**WHAT IS BEING ASKED**
Pictures are not part of the copy; repeat everything else in the records exactly.

── ITEMS

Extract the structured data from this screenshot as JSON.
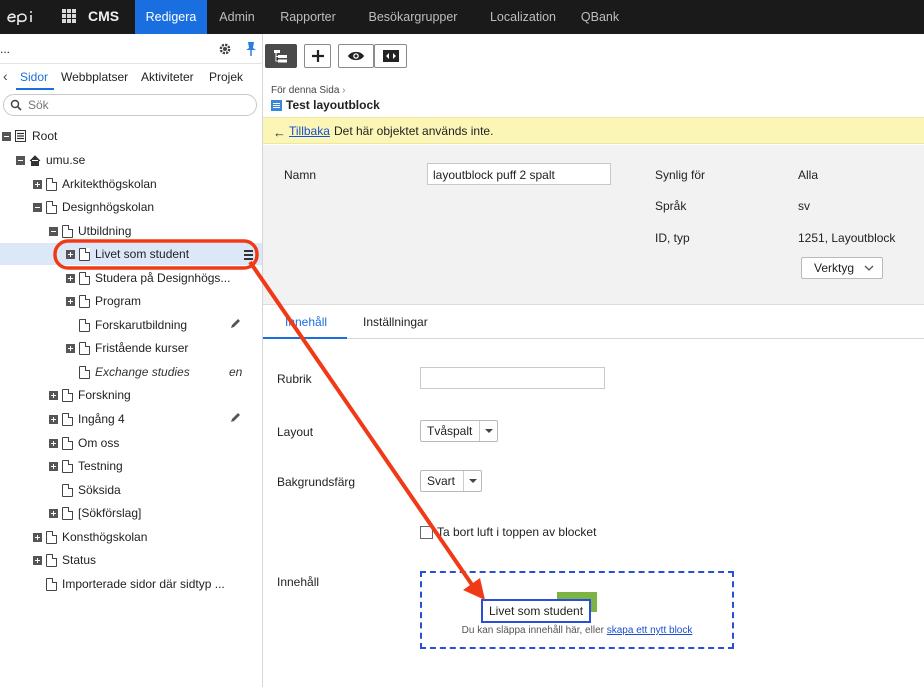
{
  "topbar": {
    "logo_text": "epi",
    "app_name": "CMS",
    "nav": [
      "Redigera",
      "Admin",
      "Rapporter",
      "Besökargrupper",
      "Localization",
      "QBank"
    ]
  },
  "left_panel": {
    "tabs": [
      "Sidor",
      "Webbplatser",
      "Aktiviteter",
      "Projek"
    ],
    "more_label": "...",
    "search_placeholder": "Sök",
    "tree": [
      {
        "label": "Root"
      },
      {
        "label": "umu.se"
      },
      {
        "label": "Arkitekthögskolan"
      },
      {
        "label": "Designhögskolan"
      },
      {
        "label": "Utbildning"
      },
      {
        "label": "Livet som student"
      },
      {
        "label": "Studera på Designhögs..."
      },
      {
        "label": "Program"
      },
      {
        "label": "Forskarutbildning"
      },
      {
        "label": "Fristående kurser"
      },
      {
        "label": "Exchange studies",
        "lang": "en"
      },
      {
        "label": "Forskning"
      },
      {
        "label": "Ingång 4"
      },
      {
        "label": "Om oss"
      },
      {
        "label": "Testning"
      },
      {
        "label": "Söksida"
      },
      {
        "label": "[Sökförslag]"
      },
      {
        "label": "Konsthögskolan"
      },
      {
        "label": "Status"
      },
      {
        "label": "Importerade sidor där sidtyp ..."
      }
    ]
  },
  "content": {
    "breadcrumb": "För denna Sida",
    "title": "Test layoutblock",
    "notice": {
      "link": "Tillbaka",
      "message": "Det här objektet används inte."
    },
    "meta": {
      "name_label": "Namn",
      "name_value": "layoutblock puff 2 spalt",
      "visible_label": "Synlig för",
      "visible_value": "Alla",
      "language_label": "Språk",
      "language_value": "sv",
      "id_label": "ID, typ",
      "id_value": "1251, Layoutblock",
      "tools_label": "Verktyg"
    },
    "tabs": [
      "Innehåll",
      "Inställningar"
    ],
    "fields": {
      "rubrik_label": "Rubrik",
      "rubrik_value": "",
      "layout_label": "Layout",
      "layout_value": "Tvåspalt",
      "bg_label": "Bakgrundsfärg",
      "bg_value": "Svart",
      "checkbox_label": "Ta bort luft i toppen av blocket",
      "content_label": "Innehåll",
      "drop_hint": "Du kan släppa innehåll här, eller",
      "drop_link": "skapa ett nytt block",
      "drag_tooltip": "Livet som student"
    }
  },
  "colors": {
    "accent": "#1a6fe0",
    "annotation": "#f03a17",
    "topbar": "#1a1a1a"
  }
}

────

**ANSWER TO THE EXERCISE**
Extract the structured data from this screenshot as JSON.
{
  "topbar": {
    "logo_text": "epi",
    "app_name": "CMS",
    "nav": [
      "Redigera",
      "Admin",
      "Rapporter",
      "Besökargrupper",
      "Localization",
      "QBank"
    ]
  },
  "left_panel": {
    "tabs": [
      "Sidor",
      "Webbplatser",
      "Aktiviteter",
      "Projek"
    ],
    "more_label": "...",
    "search_placeholder": "Sök",
    "tree": [
      {
        "label": "Root"
      },
      {
        "label": "umu.se"
      },
      {
        "label": "Arkitekthögskolan"
      },
      {
        "label": "Designhögskolan"
      },
      {
        "label": "Utbildning"
      },
      {
        "label": "Livet som student"
      },
      {
        "label": "Studera på Designhögs..."
      },
      {
        "label": "Program"
      },
      {
        "label": "Forskarutbildning"
      },
      {
        "label": "Fristående kurser"
      },
      {
        "label": "Exchange studies",
        "lang": "en"
      },
      {
        "label": "Forskning"
      },
      {
        "label": "Ingång 4"
      },
      {
        "label": "Om oss"
      },
      {
        "label": "Testning"
      },
      {
        "label": "Söksida"
      },
      {
        "label": "[Sökförslag]"
      },
      {
        "label": "Konsthögskolan"
      },
      {
        "label": "Status"
      },
      {
        "label": "Importerade sidor där sidtyp ..."
      }
    ]
  },
  "content": {
    "breadcrumb": "För denna Sida",
    "title": "Test layoutblock",
    "notice": {
      "link": "Tillbaka",
      "message": "Det här objektet används inte."
    },
    "meta": {
      "name_label": "Namn",
      "name_value": "layoutblock puff 2 spalt",
      "visible_label": "Synlig för",
      "visible_value": "Alla",
      "language_label": "Språk",
      "language_value": "sv",
      "id_label": "ID, typ",
      "id_value": "1251, Layoutblock",
      "tools_label": "Verktyg"
    },
    "tabs": [
      "Innehåll",
      "Inställningar"
    ],
    "fields": {
      "rubrik_label": "Rubrik",
      "rubrik_value": "",
      "layout_label": "Layout",
      "layout_value": "Tvåspalt",
      "bg_label": "Bakgrundsfärg",
      "bg_value": "Svart",
      "checkbox_label": "Ta bort luft i toppen av blocket",
      "content_label": "Innehåll",
      "drop_hint": "Du kan släppa innehåll här, eller",
      "drop_link": "skapa ett nytt block",
      "drag_tooltip": "Livet som student"
    }
  },
  "colors": {
    "accent": "#1a6fe0",
    "annotation": "#f03a17",
    "topbar": "#1a1a1a"
  }
}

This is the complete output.